# GOAL
Only a number is wanted: how many lines in these records contain the word "fonts"?

═══ EXTRACTED INFORMATION ═══

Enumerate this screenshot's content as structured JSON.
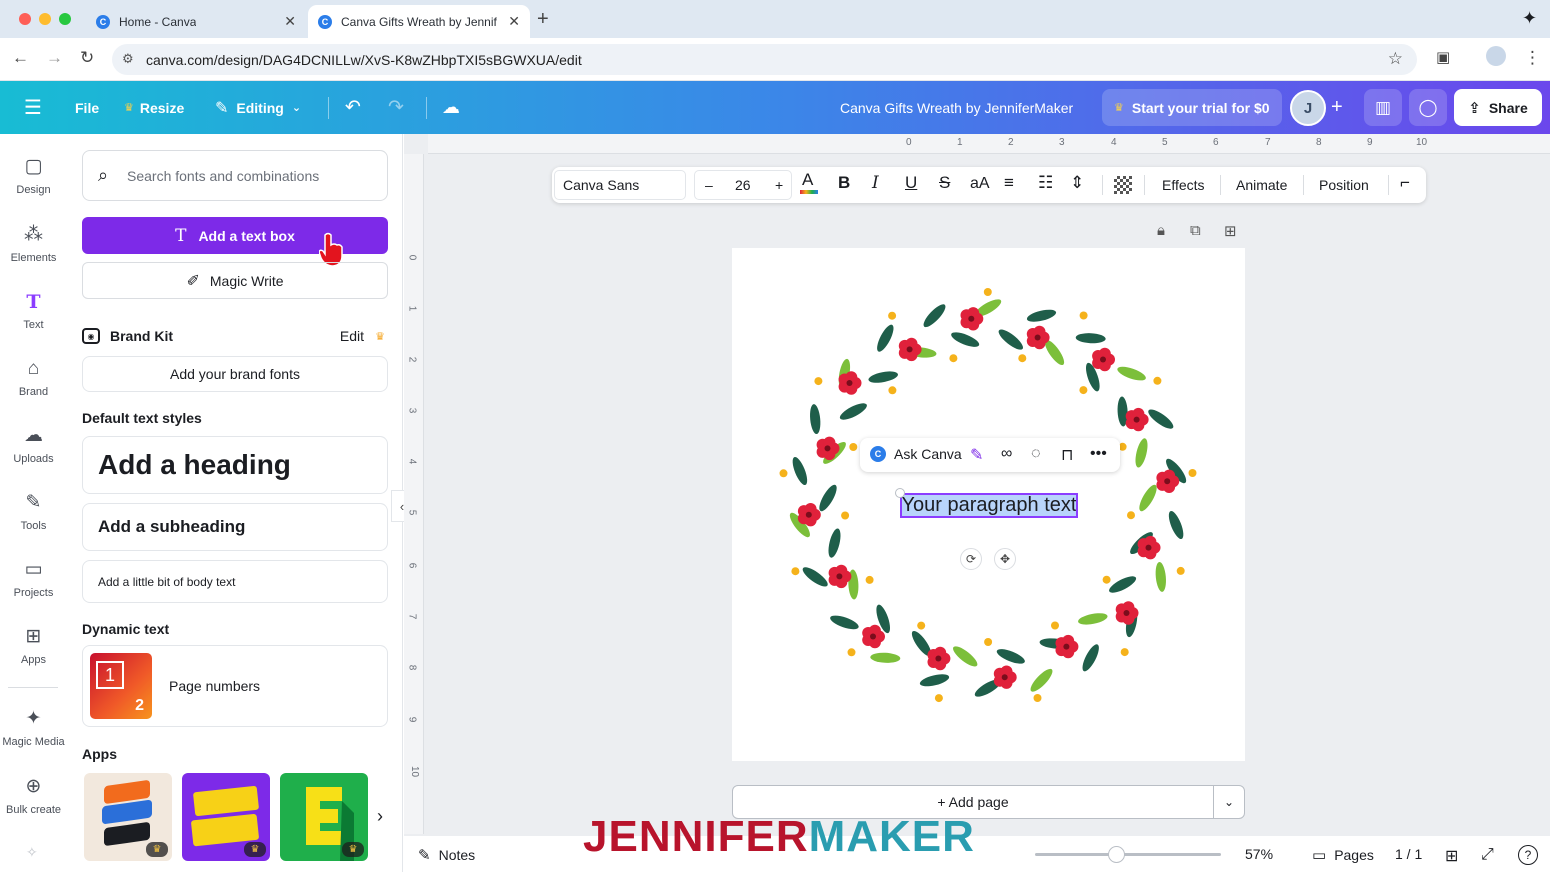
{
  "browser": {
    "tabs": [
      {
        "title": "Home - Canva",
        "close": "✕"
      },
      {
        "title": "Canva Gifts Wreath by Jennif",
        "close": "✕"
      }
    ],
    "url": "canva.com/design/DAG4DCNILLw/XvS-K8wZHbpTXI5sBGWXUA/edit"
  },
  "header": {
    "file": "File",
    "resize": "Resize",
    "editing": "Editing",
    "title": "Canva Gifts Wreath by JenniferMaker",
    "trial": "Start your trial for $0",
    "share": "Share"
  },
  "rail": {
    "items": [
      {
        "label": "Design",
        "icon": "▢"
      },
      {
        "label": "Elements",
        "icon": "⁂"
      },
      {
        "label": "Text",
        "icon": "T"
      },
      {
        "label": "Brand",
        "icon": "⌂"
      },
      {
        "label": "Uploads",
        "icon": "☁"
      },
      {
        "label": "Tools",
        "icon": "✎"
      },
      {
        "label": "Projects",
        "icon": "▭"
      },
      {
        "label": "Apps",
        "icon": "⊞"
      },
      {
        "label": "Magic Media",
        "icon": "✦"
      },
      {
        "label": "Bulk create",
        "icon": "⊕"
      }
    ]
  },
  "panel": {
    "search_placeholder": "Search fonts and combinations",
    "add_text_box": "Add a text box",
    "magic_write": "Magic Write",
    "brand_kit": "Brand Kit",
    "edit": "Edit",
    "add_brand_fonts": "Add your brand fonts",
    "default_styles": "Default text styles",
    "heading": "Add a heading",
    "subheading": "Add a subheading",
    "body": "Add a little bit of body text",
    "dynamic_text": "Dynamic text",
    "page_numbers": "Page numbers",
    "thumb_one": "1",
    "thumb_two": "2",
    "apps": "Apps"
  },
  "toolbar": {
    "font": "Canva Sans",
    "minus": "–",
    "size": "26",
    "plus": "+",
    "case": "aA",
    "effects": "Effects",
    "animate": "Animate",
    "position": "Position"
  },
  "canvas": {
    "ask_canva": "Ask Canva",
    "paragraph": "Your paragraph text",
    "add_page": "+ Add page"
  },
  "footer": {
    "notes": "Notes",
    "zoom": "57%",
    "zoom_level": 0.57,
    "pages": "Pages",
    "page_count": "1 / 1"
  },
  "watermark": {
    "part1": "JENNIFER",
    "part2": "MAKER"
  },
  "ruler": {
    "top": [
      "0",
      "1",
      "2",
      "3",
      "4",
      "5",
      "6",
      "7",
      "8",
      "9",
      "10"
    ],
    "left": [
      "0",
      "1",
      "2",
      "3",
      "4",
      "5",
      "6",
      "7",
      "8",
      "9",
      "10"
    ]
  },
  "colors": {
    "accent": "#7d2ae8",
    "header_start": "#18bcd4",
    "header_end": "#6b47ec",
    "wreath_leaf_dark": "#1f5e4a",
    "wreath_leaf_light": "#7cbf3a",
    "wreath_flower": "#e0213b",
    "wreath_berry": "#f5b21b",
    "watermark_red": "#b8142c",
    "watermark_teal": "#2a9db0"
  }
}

═══
═══ EXTRACTED INFORMATION ═══

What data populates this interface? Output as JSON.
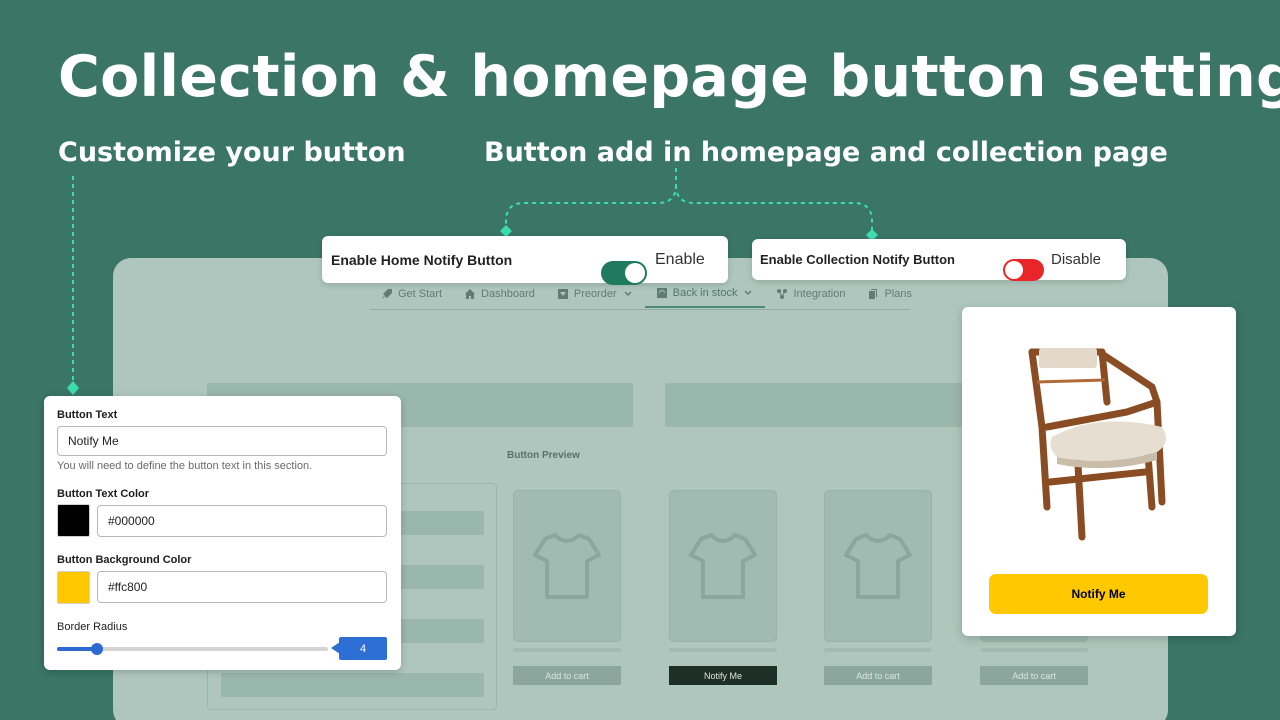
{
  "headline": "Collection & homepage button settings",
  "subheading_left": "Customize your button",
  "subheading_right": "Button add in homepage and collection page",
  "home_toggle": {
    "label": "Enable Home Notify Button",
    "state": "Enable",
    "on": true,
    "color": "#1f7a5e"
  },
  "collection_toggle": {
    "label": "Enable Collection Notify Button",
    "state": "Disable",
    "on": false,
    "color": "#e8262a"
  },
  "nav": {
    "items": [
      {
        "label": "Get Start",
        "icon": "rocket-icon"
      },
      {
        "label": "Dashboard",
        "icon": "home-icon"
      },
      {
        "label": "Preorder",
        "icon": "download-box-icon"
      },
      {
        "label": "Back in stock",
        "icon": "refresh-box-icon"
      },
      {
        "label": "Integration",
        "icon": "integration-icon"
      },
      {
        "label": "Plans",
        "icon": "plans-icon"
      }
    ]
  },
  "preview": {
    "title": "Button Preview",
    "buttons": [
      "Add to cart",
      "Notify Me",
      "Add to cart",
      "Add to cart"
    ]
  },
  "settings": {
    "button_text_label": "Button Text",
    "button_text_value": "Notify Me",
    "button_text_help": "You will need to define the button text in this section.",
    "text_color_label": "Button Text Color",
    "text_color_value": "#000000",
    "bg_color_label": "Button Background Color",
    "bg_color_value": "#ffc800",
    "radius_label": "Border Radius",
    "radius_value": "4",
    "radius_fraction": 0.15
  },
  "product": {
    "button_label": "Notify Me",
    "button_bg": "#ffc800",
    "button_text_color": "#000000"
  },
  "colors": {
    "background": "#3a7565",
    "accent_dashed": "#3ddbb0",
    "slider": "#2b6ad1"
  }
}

═══
═══ EXTRACTED INFORMATION ═══

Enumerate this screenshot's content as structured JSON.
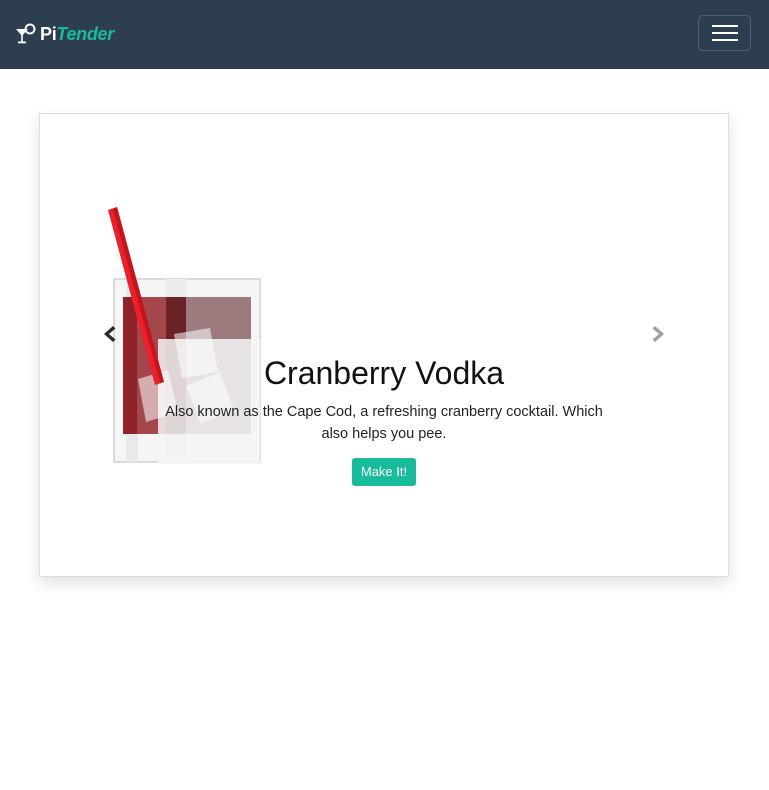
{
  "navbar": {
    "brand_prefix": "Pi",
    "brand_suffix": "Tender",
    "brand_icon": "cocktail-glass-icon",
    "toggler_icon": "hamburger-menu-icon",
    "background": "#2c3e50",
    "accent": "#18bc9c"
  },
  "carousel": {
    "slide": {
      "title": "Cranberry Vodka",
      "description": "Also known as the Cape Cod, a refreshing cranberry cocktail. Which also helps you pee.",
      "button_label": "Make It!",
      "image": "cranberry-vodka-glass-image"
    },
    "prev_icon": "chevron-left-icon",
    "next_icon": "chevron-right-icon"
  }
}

═══

# ANSWER FOR THIS EXERCISE
2